* Exercise: Go through the entries below and pick out every line with "hood".

(Data extracted from a collection)
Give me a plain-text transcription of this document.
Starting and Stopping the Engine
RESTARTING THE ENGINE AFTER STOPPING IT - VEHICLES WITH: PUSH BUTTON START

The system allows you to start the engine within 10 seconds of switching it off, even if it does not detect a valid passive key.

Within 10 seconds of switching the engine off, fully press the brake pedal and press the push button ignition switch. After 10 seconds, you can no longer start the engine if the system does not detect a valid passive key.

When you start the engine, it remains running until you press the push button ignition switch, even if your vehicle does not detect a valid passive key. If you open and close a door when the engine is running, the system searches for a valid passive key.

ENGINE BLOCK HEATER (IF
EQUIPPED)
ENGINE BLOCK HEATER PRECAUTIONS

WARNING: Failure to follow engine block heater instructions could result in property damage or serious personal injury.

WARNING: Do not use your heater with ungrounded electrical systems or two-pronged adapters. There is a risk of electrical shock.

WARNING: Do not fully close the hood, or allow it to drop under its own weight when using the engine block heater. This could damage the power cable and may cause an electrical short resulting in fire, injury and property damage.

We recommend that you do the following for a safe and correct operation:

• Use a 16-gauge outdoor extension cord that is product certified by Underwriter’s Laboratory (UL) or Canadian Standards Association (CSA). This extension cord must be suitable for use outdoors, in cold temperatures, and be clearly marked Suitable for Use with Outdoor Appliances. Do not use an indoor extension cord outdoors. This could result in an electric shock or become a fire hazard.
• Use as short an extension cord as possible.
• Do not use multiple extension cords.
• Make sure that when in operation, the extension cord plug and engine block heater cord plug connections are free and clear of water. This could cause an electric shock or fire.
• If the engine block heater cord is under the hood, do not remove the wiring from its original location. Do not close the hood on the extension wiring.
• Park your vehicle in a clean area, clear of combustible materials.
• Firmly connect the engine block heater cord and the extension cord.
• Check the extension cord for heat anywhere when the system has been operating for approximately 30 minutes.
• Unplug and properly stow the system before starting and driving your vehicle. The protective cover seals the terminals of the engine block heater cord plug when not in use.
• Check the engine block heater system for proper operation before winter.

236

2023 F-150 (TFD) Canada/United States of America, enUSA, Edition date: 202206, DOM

* Completed task:
WARNING: Do not fully close the hood, or allow it to drop under its own weight when using the engine block heater. This could damage the power cable and may cause an electrical short resulting in fire, injury and property damage.
• If the engine block heater cord is under the hood, do not remove the wiring from its original location. Do not close the hood on the extension wiring.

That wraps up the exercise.